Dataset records
--- BEGIN ---
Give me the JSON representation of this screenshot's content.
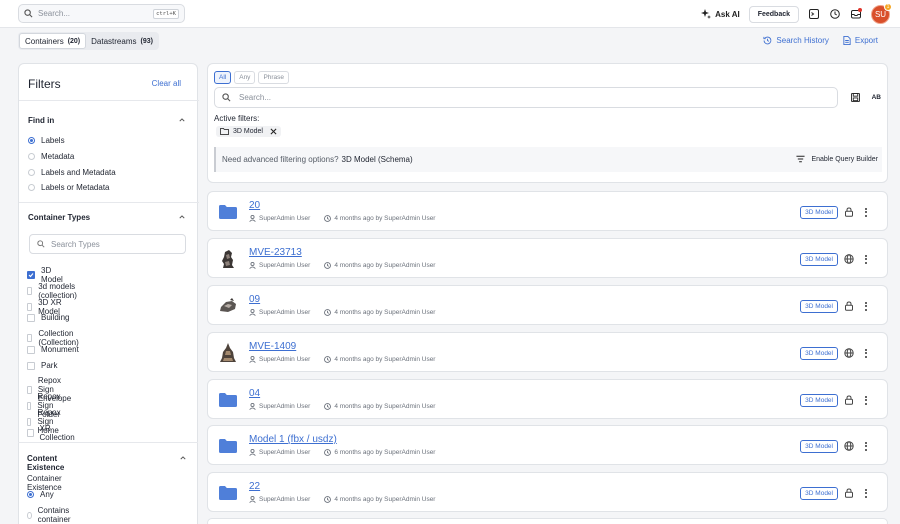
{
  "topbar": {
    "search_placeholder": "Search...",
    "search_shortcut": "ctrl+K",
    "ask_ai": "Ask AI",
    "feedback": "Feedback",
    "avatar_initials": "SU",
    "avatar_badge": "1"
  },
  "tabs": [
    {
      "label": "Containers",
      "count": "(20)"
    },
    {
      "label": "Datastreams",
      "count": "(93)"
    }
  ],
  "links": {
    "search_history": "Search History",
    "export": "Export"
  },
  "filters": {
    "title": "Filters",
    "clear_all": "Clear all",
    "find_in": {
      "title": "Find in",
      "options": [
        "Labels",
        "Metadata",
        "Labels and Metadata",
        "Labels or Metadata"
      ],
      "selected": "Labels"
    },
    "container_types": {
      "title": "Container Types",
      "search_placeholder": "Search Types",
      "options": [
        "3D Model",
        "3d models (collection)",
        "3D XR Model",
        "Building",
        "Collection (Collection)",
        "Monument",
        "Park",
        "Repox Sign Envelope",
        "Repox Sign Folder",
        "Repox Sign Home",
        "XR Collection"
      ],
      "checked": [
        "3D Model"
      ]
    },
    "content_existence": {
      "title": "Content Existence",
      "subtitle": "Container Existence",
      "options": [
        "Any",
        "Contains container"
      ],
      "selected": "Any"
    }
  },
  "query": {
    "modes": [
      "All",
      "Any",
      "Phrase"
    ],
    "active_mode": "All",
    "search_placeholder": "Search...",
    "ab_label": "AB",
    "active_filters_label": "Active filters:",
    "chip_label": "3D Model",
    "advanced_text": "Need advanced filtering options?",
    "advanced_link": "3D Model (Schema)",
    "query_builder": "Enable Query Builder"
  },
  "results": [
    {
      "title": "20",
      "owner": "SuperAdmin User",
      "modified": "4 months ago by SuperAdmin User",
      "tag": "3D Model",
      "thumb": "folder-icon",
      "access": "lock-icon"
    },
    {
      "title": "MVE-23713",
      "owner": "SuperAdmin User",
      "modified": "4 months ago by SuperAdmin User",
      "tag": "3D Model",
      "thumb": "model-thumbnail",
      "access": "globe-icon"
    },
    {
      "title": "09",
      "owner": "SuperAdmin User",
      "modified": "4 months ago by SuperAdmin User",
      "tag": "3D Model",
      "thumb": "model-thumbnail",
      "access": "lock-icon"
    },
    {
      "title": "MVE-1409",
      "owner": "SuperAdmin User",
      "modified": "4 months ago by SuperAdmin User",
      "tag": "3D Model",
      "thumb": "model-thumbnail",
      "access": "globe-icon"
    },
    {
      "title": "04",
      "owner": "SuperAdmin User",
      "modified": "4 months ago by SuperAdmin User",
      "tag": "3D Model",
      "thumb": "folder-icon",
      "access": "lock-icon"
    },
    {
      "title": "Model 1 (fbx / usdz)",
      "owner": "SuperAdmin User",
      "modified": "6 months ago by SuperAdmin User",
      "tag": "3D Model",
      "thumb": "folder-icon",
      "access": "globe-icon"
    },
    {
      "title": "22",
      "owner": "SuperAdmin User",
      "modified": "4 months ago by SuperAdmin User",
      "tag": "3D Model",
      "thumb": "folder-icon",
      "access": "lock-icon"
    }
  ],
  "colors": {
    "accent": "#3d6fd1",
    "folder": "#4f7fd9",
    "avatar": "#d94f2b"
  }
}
--- END ---
◆ Directions for this task
Transcribe every entry word for word, but skip the pictures.

◆ Solution for this task
Give me the JSON representation of this screenshot's content.
{
  "topbar": {
    "search_placeholder": "Search...",
    "search_shortcut": "ctrl+K",
    "ask_ai": "Ask AI",
    "feedback": "Feedback",
    "avatar_initials": "SU",
    "avatar_badge": "1"
  },
  "tabs": [
    {
      "label": "Containers",
      "count": "(20)"
    },
    {
      "label": "Datastreams",
      "count": "(93)"
    }
  ],
  "links": {
    "search_history": "Search History",
    "export": "Export"
  },
  "filters": {
    "title": "Filters",
    "clear_all": "Clear all",
    "find_in": {
      "title": "Find in",
      "options": [
        "Labels",
        "Metadata",
        "Labels and Metadata",
        "Labels or Metadata"
      ],
      "selected": "Labels"
    },
    "container_types": {
      "title": "Container Types",
      "search_placeholder": "Search Types",
      "options": [
        "3D Model",
        "3d models (collection)",
        "3D XR Model",
        "Building",
        "Collection (Collection)",
        "Monument",
        "Park",
        "Repox Sign Envelope",
        "Repox Sign Folder",
        "Repox Sign Home",
        "XR Collection"
      ],
      "checked": [
        "3D Model"
      ]
    },
    "content_existence": {
      "title": "Content Existence",
      "subtitle": "Container Existence",
      "options": [
        "Any",
        "Contains container"
      ],
      "selected": "Any"
    }
  },
  "query": {
    "modes": [
      "All",
      "Any",
      "Phrase"
    ],
    "active_mode": "All",
    "search_placeholder": "Search...",
    "ab_label": "AB",
    "active_filters_label": "Active filters:",
    "chip_label": "3D Model",
    "advanced_text": "Need advanced filtering options?",
    "advanced_link": "3D Model (Schema)",
    "query_builder": "Enable Query Builder"
  },
  "results": [
    {
      "title": "20",
      "owner": "SuperAdmin User",
      "modified": "4 months ago by SuperAdmin User",
      "tag": "3D Model",
      "thumb": "folder-icon",
      "access": "lock-icon"
    },
    {
      "title": "MVE-23713",
      "owner": "SuperAdmin User",
      "modified": "4 months ago by SuperAdmin User",
      "tag": "3D Model",
      "thumb": "model-thumbnail",
      "access": "globe-icon"
    },
    {
      "title": "09",
      "owner": "SuperAdmin User",
      "modified": "4 months ago by SuperAdmin User",
      "tag": "3D Model",
      "thumb": "model-thumbnail",
      "access": "lock-icon"
    },
    {
      "title": "MVE-1409",
      "owner": "SuperAdmin User",
      "modified": "4 months ago by SuperAdmin User",
      "tag": "3D Model",
      "thumb": "model-thumbnail",
      "access": "globe-icon"
    },
    {
      "title": "04",
      "owner": "SuperAdmin User",
      "modified": "4 months ago by SuperAdmin User",
      "tag": "3D Model",
      "thumb": "folder-icon",
      "access": "lock-icon"
    },
    {
      "title": "Model 1 (fbx / usdz)",
      "owner": "SuperAdmin User",
      "modified": "6 months ago by SuperAdmin User",
      "tag": "3D Model",
      "thumb": "folder-icon",
      "access": "globe-icon"
    },
    {
      "title": "22",
      "owner": "SuperAdmin User",
      "modified": "4 months ago by SuperAdmin User",
      "tag": "3D Model",
      "thumb": "folder-icon",
      "access": "lock-icon"
    }
  ],
  "colors": {
    "accent": "#3d6fd1",
    "folder": "#4f7fd9",
    "avatar": "#d94f2b"
  }
}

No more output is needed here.